■ WHAT THE TASK REQUIRES ■
The listing below must be repeated word for word, with its images excluded.

Records contained in a dataset:
▬▬▬▬▬▬

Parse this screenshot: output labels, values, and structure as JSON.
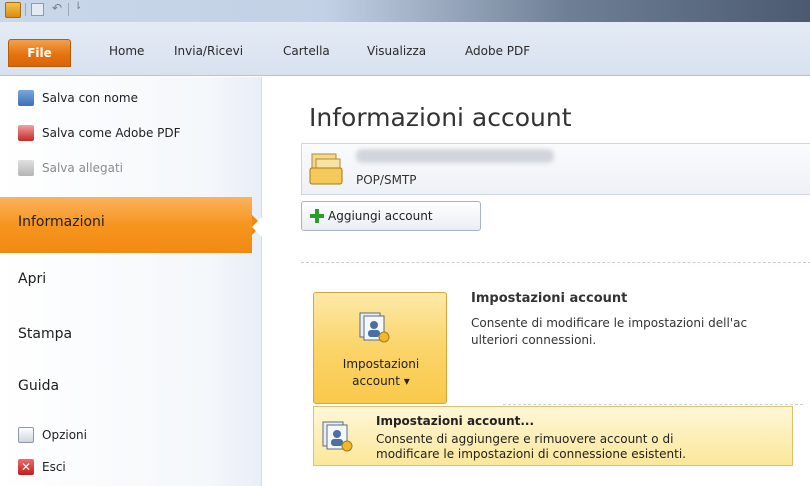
{
  "ribbon": {
    "file_tab": "File",
    "tabs": [
      "Home",
      "Invia/Ricevi",
      "Cartella",
      "Visualizza",
      "Adobe PDF"
    ]
  },
  "left": {
    "commands": [
      {
        "label": "Salva con nome",
        "icon": "save-as-icon",
        "enabled": true
      },
      {
        "label": "Salva come Adobe PDF",
        "icon": "adobe-pdf-icon",
        "enabled": true
      },
      {
        "label": "Salva allegati",
        "icon": "save-attachments-icon",
        "enabled": false
      }
    ],
    "nav": {
      "selected": "Informazioni",
      "items": [
        "Apri",
        "Stampa",
        "Guida"
      ]
    },
    "bottom": [
      {
        "label": "Opzioni",
        "icon": "options-icon"
      },
      {
        "label": "Esci",
        "icon": "exit-icon"
      }
    ]
  },
  "main": {
    "title": "Informazioni account",
    "account_type": "POP/SMTP",
    "add_account": "Aggiungi account",
    "settings_button": {
      "line1": "Impostazioni",
      "line2": "account ▾"
    },
    "section_title": "Impostazioni account",
    "section_desc_line1": "Consente di modificare le impostazioni dell'ac",
    "section_desc_line2": "ulteriori connessioni.",
    "dropdown_item": {
      "title": "Impostazioni account...",
      "desc_line1": "Consente di aggiungere e rimuovere account o di",
      "desc_line2": "modificare le impostazioni di connessione esistenti."
    }
  },
  "colors": {
    "accent_orange": "#f08a12",
    "highlight_yellow": "#fbd46a"
  }
}
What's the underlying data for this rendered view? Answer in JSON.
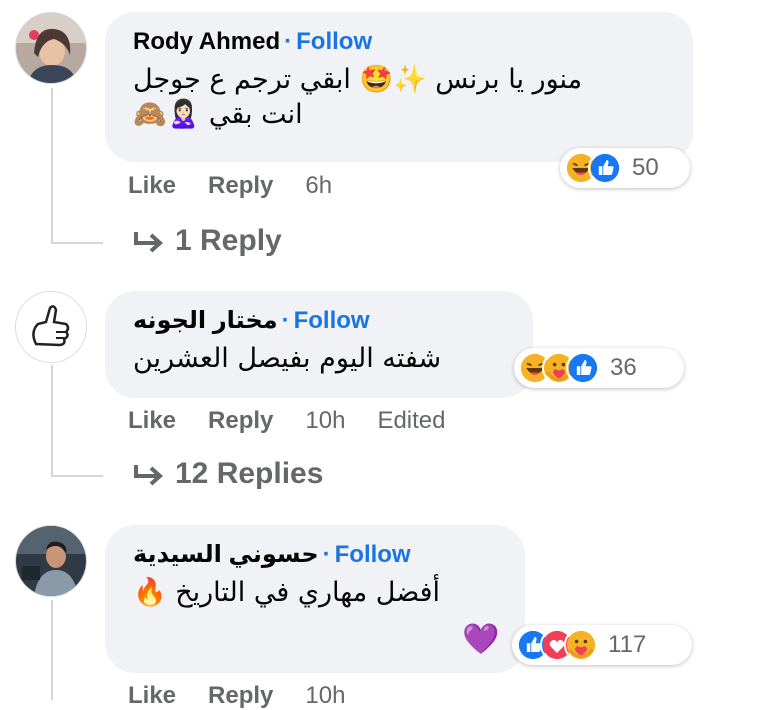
{
  "comments": [
    {
      "author": "Rody Ahmed",
      "follow_label": "Follow",
      "text_line1": "منور يا برنس ✨🤩 ابقي ترجم ع جوجل",
      "text_line2": "انت بقي 🙎🏻‍♀️🙈",
      "reactions": [
        "haha",
        "like"
      ],
      "reaction_count": "50",
      "like_label": "Like",
      "reply_label": "Reply",
      "time": "6h",
      "replies_label": "1 Reply"
    },
    {
      "author": "مختار الجونه",
      "follow_label": "Follow",
      "text_line1": "شفته اليوم بفيصل العشرين",
      "reactions": [
        "haha",
        "care",
        "like"
      ],
      "reaction_count": "36",
      "like_label": "Like",
      "reply_label": "Reply",
      "time": "10h",
      "edited_label": "Edited",
      "replies_label": "12 Replies"
    },
    {
      "author": "حسوني السيدية",
      "follow_label": "Follow",
      "text_line1": "أفضل مهاري في التاريخ 🔥",
      "text_line2": "💜",
      "reactions": [
        "like",
        "love",
        "care"
      ],
      "reaction_count": "117",
      "like_label": "Like",
      "reply_label": "Reply",
      "time": "10h"
    }
  ],
  "colors": {
    "bubble": "#f0f2f5",
    "link": "#1b74e4",
    "secondary_text": "#65676b",
    "thread_line": "#d4d6da"
  }
}
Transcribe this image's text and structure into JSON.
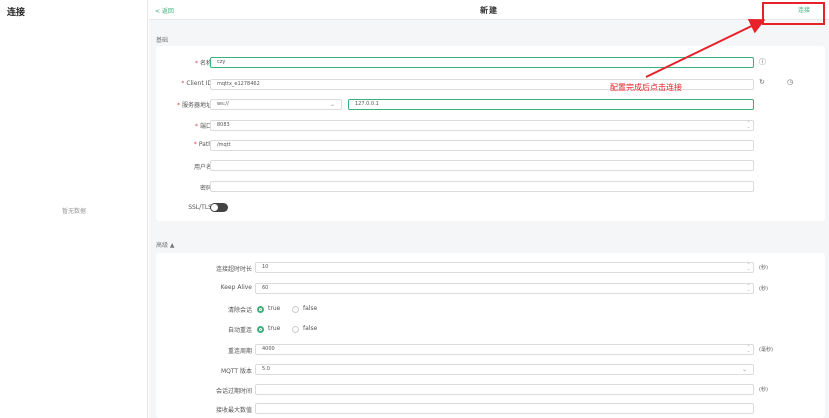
{
  "sidebar": {
    "title": "连接",
    "empty_text": "暂无数据"
  },
  "topbar": {
    "back_label": "< 返回",
    "title": "新建",
    "connect_label": "连接"
  },
  "annotation": {
    "text": "配置完成后点击连接"
  },
  "basic": {
    "section_label": "基础",
    "name": {
      "label": "名称",
      "value": "czy"
    },
    "client_id": {
      "label": "Client ID",
      "value": "mqttx_e1278462"
    },
    "host": {
      "label": "服务器地址",
      "protocol": "ws://",
      "value": "127.0.0.1"
    },
    "port": {
      "label": "端口",
      "value": "8083"
    },
    "path": {
      "label": "Path",
      "value": "/mqtt"
    },
    "username": {
      "label": "用户名",
      "value": ""
    },
    "password": {
      "label": "密码",
      "value": ""
    },
    "ssl": {
      "label": "SSL/TLS",
      "enabled": false
    }
  },
  "advanced": {
    "section_label": "高级 ▲",
    "connect_timeout": {
      "label": "连接超时时长",
      "value": "10",
      "unit": "(秒)"
    },
    "keep_alive": {
      "label": "Keep Alive",
      "value": "60",
      "unit": "(秒)"
    },
    "clean_session": {
      "label": "清除会话",
      "true_label": "true",
      "false_label": "false",
      "selected": "true"
    },
    "auto_reconnect": {
      "label": "自动重连",
      "true_label": "true",
      "false_label": "false",
      "selected": "true"
    },
    "reconnect_period": {
      "label": "重连周期",
      "value": "4000",
      "unit": "(毫秒)"
    },
    "mqtt_version": {
      "label": "MQTT 版本",
      "value": "5.0"
    },
    "session_expiry": {
      "label": "会话过期时间",
      "value": "",
      "unit": "(秒)"
    },
    "receive_maximum": {
      "label": "接收最大数值",
      "value": ""
    }
  },
  "icons": {
    "info": "info-circle-icon",
    "refresh": "refresh-icon",
    "clock": "clock-icon",
    "chevron": "chevron-down-icon",
    "stepper": "stepper-arrows-icon"
  },
  "colors": {
    "accent": "#3bb07a",
    "highlight": "#e8202a",
    "required": "#e0434b"
  }
}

▬▬▬▬▬▬

■ FULL OUTPUT ■
Parse this screenshot: output labels, values, and structure as JSON.
{
  "ribbon": {
    "file_tab": "File",
    "tabs": [
      "Home",
      "Invia/Ricevi",
      "Cartella",
      "Visualizza",
      "Adobe PDF"
    ]
  },
  "left": {
    "commands": [
      {
        "label": "Salva con nome",
        "icon": "save-as-icon",
        "enabled": true
      },
      {
        "label": "Salva come Adobe PDF",
        "icon": "adobe-pdf-icon",
        "enabled": true
      },
      {
        "label": "Salva allegati",
        "icon": "save-attachments-icon",
        "enabled": false
      }
    ],
    "nav": {
      "selected": "Informazioni",
      "items": [
        "Apri",
        "Stampa",
        "Guida"
      ]
    },
    "bottom": [
      {
        "label": "Opzioni",
        "icon": "options-icon"
      },
      {
        "label": "Esci",
        "icon": "exit-icon"
      }
    ]
  },
  "main": {
    "title": "Informazioni account",
    "account_type": "POP/SMTP",
    "add_account": "Aggiungi account",
    "settings_button": {
      "line1": "Impostazioni",
      "line2": "account ▾"
    },
    "section_title": "Impostazioni account",
    "section_desc_line1": "Consente di modificare le impostazioni dell'ac",
    "section_desc_line2": "ulteriori connessioni.",
    "dropdown_item": {
      "title": "Impostazioni account...",
      "desc_line1": "Consente di aggiungere e rimuovere account o di",
      "desc_line2": "modificare le impostazioni di connessione esistenti."
    }
  },
  "colors": {
    "accent_orange": "#f08a12",
    "highlight_yellow": "#fbd46a"
  }
}
What's the underlying data for this rendered view? Answer in JSON.
{
  "comments": [
    {
      "author": "Rody Ahmed",
      "follow_label": "Follow",
      "text_line1": "منور يا برنس ✨🤩 ابقي ترجم ع جوجل",
      "text_line2": "انت بقي 🙎🏻‍♀️🙈",
      "reactions": [
        "haha",
        "like"
      ],
      "reaction_count": "50",
      "like_label": "Like",
      "reply_label": "Reply",
      "time": "6h",
      "replies_label": "1 Reply"
    },
    {
      "author": "مختار الجونه",
      "follow_label": "Follow",
      "text_line1": "شفته اليوم بفيصل العشرين",
      "reactions": [
        "haha",
        "care",
        "like"
      ],
      "reaction_count": "36",
      "like_label": "Like",
      "reply_label": "Reply",
      "time": "10h",
      "edited_label": "Edited",
      "replies_label": "12 Replies"
    },
    {
      "author": "حسوني السيدية",
      "follow_label": "Follow",
      "text_line1": "أفضل مهاري في التاريخ 🔥",
      "text_line2": "💜",
      "reactions": [
        "like",
        "love",
        "care"
      ],
      "reaction_count": "117",
      "like_label": "Like",
      "reply_label": "Reply",
      "time": "10h"
    }
  ],
  "colors": {
    "bubble": "#f0f2f5",
    "link": "#1b74e4",
    "secondary_text": "#65676b",
    "thread_line": "#d4d6da"
  }
}
Transcribe this image's text and structure into JSON.
{
  "sidebar": {
    "title": "连接",
    "empty_text": "暂无数据"
  },
  "topbar": {
    "back_label": "< 返回",
    "title": "新建",
    "connect_label": "连接"
  },
  "annotation": {
    "text": "配置完成后点击连接"
  },
  "basic": {
    "section_label": "基础",
    "name": {
      "label": "名称",
      "value": "czy"
    },
    "client_id": {
      "label": "Client ID",
      "value": "mqttx_e1278462"
    },
    "host": {
      "label": "服务器地址",
      "protocol": "ws://",
      "value": "127.0.0.1"
    },
    "port": {
      "label": "端口",
      "value": "8083"
    },
    "path": {
      "label": "Path",
      "value": "/mqtt"
    },
    "username": {
      "label": "用户名",
      "value": ""
    },
    "password": {
      "label": "密码",
      "value": ""
    },
    "ssl": {
      "label": "SSL/TLS",
      "enabled": false
    }
  },
  "advanced": {
    "section_label": "高级 ▲",
    "connect_timeout": {
      "label": "连接超时时长",
      "value": "10",
      "unit": "(秒)"
    },
    "keep_alive": {
      "label": "Keep Alive",
      "value": "60",
      "unit": "(秒)"
    },
    "clean_session": {
      "label": "清除会话",
      "true_label": "true",
      "false_label": "false",
      "selected": "true"
    },
    "auto_reconnect": {
      "label": "自动重连",
      "true_label": "true",
      "false_label": "false",
      "selected": "true"
    },
    "reconnect_period": {
      "label": "重连周期",
      "value": "4000",
      "unit": "(毫秒)"
    },
    "mqtt_version": {
      "label": "MQTT 版本",
      "value": "5.0"
    },
    "session_expiry": {
      "label": "会话过期时间",
      "value": "",
      "unit": "(秒)"
    },
    "receive_maximum": {
      "label": "接收最大数值",
      "value": ""
    }
  },
  "icons": {
    "info": "info-circle-icon",
    "refresh": "refresh-icon",
    "clock": "clock-icon",
    "chevron": "chevron-down-icon",
    "stepper": "stepper-arrows-icon"
  },
  "colors": {
    "accent": "#3bb07a",
    "highlight": "#e8202a",
    "required": "#e0434b"
  }
}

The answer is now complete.